>> Begin DATA LINES
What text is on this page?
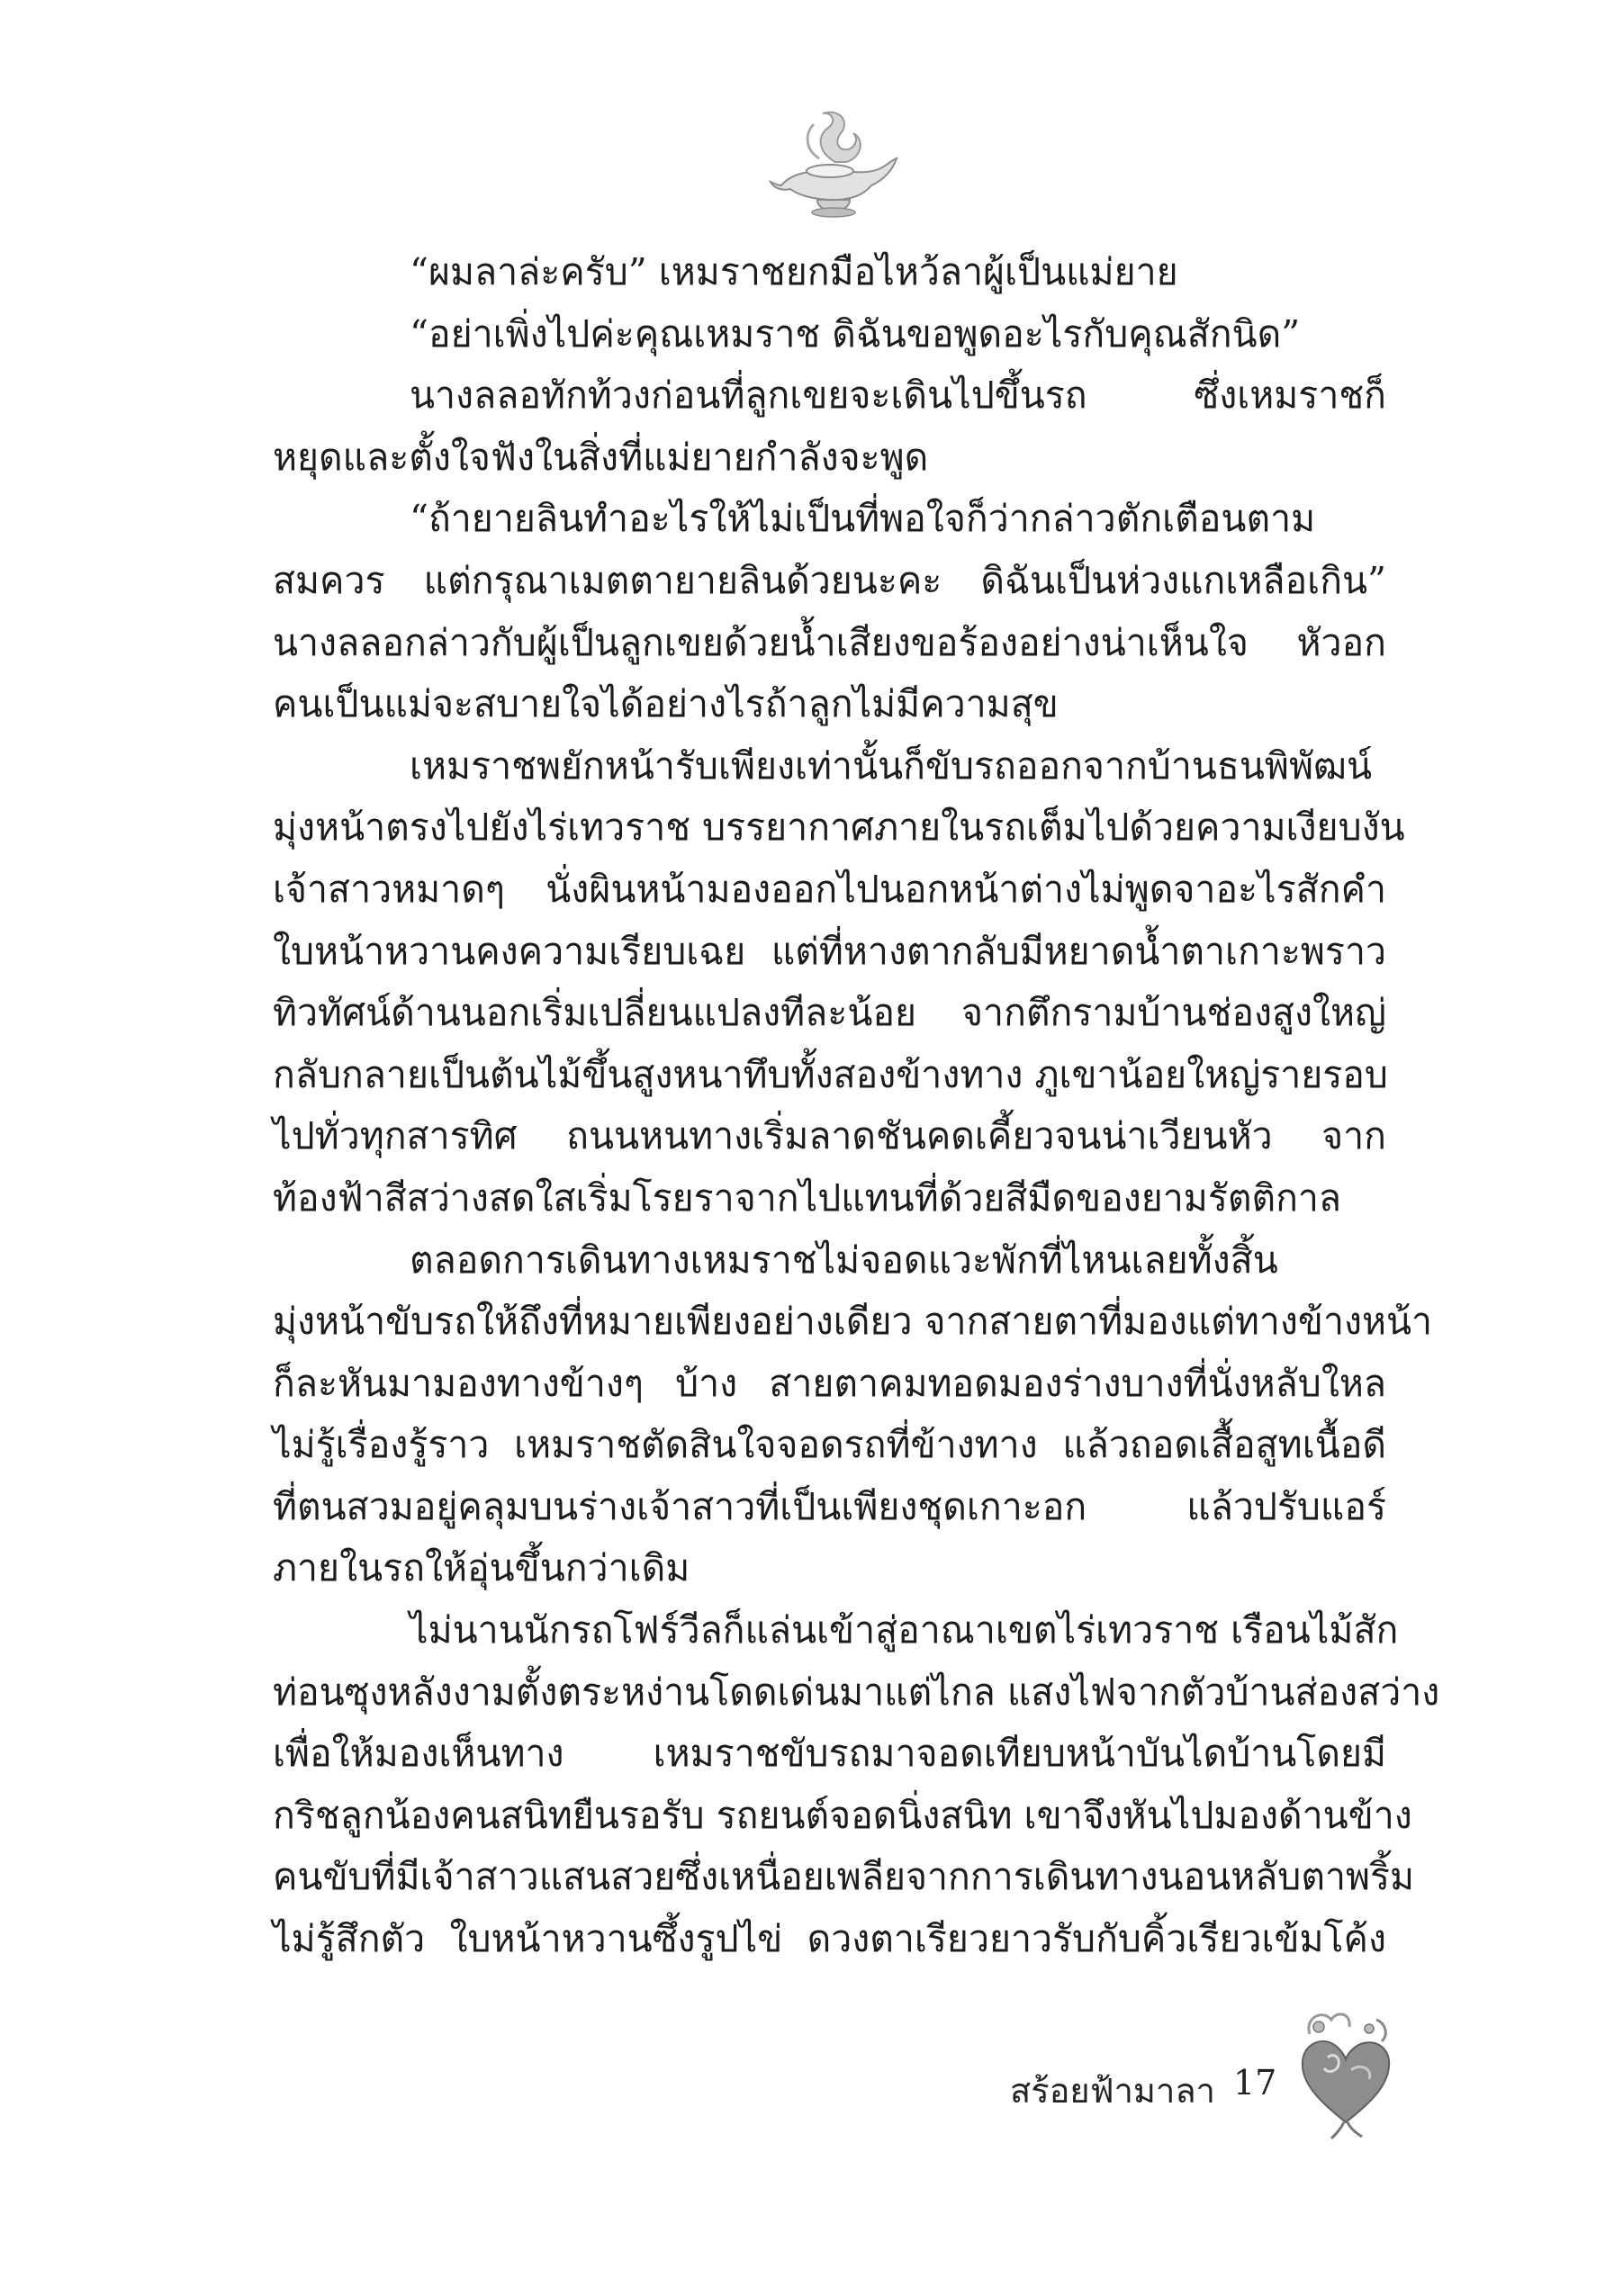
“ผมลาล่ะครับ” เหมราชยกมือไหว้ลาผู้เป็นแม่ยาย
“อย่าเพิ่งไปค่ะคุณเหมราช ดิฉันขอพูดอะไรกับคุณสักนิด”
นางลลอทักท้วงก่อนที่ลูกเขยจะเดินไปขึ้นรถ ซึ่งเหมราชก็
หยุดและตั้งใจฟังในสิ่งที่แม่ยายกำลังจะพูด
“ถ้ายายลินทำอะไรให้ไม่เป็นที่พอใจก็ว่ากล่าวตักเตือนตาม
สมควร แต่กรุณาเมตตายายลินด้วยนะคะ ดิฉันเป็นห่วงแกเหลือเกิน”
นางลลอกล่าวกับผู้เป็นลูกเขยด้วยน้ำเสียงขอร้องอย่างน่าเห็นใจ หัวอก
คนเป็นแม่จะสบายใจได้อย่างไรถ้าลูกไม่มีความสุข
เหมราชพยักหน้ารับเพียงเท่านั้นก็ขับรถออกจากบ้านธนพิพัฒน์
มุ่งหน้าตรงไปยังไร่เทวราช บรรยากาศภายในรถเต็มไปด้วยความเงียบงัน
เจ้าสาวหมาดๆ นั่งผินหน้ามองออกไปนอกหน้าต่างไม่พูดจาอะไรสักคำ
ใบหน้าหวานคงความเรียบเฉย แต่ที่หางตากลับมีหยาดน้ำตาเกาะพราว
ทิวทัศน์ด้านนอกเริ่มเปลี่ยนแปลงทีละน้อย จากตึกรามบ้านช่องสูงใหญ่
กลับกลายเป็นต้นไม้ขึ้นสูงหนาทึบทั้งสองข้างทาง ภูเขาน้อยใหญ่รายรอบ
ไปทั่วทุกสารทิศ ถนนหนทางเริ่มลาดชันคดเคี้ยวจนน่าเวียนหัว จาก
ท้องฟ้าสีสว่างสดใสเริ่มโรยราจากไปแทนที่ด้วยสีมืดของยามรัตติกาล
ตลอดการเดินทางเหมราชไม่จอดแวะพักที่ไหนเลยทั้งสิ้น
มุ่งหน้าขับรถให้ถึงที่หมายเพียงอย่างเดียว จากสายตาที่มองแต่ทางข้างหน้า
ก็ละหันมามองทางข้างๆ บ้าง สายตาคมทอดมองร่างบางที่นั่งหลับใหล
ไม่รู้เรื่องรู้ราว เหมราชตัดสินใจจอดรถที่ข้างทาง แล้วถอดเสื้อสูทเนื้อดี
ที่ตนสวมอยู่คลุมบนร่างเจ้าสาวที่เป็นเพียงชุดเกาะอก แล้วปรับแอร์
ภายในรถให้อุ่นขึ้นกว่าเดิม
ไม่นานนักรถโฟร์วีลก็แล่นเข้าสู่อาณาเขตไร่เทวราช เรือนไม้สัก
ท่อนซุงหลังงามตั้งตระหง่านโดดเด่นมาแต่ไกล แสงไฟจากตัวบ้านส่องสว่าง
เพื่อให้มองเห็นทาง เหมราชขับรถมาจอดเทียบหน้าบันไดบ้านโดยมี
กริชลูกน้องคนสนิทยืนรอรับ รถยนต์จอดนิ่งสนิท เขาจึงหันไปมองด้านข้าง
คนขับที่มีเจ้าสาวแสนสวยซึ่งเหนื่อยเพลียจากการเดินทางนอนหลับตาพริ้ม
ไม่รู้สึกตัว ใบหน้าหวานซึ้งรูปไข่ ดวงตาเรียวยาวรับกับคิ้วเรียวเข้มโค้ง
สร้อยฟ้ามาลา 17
>> End DATA LINES
■ EXERCISE OBJECTIVE: Without the pictures, output the full listing exactly as it stands.

■ EXERCISE ANSWER:
What text is on this page?
“ผมลาล่ะครับ” เหมราชยกมือไหว้ลาผู้เป็นแม่ยาย
“อย่าเพิ่งไปค่ะคุณเหมราช ดิฉันขอพูดอะไรกับคุณสักนิด”
นางลลอทักท้วงก่อนที่ลูกเขยจะเดินไปขึ้นรถ ซึ่งเหมราชก็
หยุดและตั้งใจฟังในสิ่งที่แม่ยายกำลังจะพูด
“ถ้ายายลินทำอะไรให้ไม่เป็นที่พอใจก็ว่ากล่าวตักเตือนตาม
สมควร แต่กรุณาเมตตายายลินด้วยนะคะ ดิฉันเป็นห่วงแกเหลือเกิน”
นางลลอกล่าวกับผู้เป็นลูกเขยด้วยน้ำเสียงขอร้องอย่างน่าเห็นใจ หัวอก
คนเป็นแม่จะสบายใจได้อย่างไรถ้าลูกไม่มีความสุข
เหมราชพยักหน้ารับเพียงเท่านั้นก็ขับรถออกจากบ้านธนพิพัฒน์
มุ่งหน้าตรงไปยังไร่เทวราช บรรยากาศภายในรถเต็มไปด้วยความเงียบงัน
เจ้าสาวหมาดๆ นั่งผินหน้ามองออกไปนอกหน้าต่างไม่พูดจาอะไรสักคำ
ใบหน้าหวานคงความเรียบเฉย แต่ที่หางตากลับมีหยาดน้ำตาเกาะพราว
ทิวทัศน์ด้านนอกเริ่มเปลี่ยนแปลงทีละน้อย จากตึกรามบ้านช่องสูงใหญ่
กลับกลายเป็นต้นไม้ขึ้นสูงหนาทึบทั้งสองข้างทาง ภูเขาน้อยใหญ่รายรอบ
ไปทั่วทุกสารทิศ ถนนหนทางเริ่มลาดชันคดเคี้ยวจนน่าเวียนหัว จาก
ท้องฟ้าสีสว่างสดใสเริ่มโรยราจากไปแทนที่ด้วยสีมืดของยามรัตติกาล
ตลอดการเดินทางเหมราชไม่จอดแวะพักที่ไหนเลยทั้งสิ้น
มุ่งหน้าขับรถให้ถึงที่หมายเพียงอย่างเดียว จากสายตาที่มองแต่ทางข้างหน้า
ก็ละหันมามองทางข้างๆ บ้าง สายตาคมทอดมองร่างบางที่นั่งหลับใหล
ไม่รู้เรื่องรู้ราว เหมราชตัดสินใจจอดรถที่ข้างทาง แล้วถอดเสื้อสูทเนื้อดี
ที่ตนสวมอยู่คลุมบนร่างเจ้าสาวที่เป็นเพียงชุดเกาะอก แล้วปรับแอร์
ภายในรถให้อุ่นขึ้นกว่าเดิม
ไม่นานนักรถโฟร์วีลก็แล่นเข้าสู่อาณาเขตไร่เทวราช เรือนไม้สัก
ท่อนซุงหลังงามตั้งตระหง่านโดดเด่นมาแต่ไกล แสงไฟจากตัวบ้านส่องสว่าง
เพื่อให้มองเห็นทาง เหมราชขับรถมาจอดเทียบหน้าบันไดบ้านโดยมี
กริชลูกน้องคนสนิทยืนรอรับ รถยนต์จอดนิ่งสนิท เขาจึงหันไปมองด้านข้าง
คนขับที่มีเจ้าสาวแสนสวยซึ่งเหนื่อยเพลียจากการเดินทางนอนหลับตาพริ้ม
ไม่รู้สึกตัว ใบหน้าหวานซึ้งรูปไข่ ดวงตาเรียวยาวรับกับคิ้วเรียวเข้มโค้ง
สร้อยฟ้ามาลา 17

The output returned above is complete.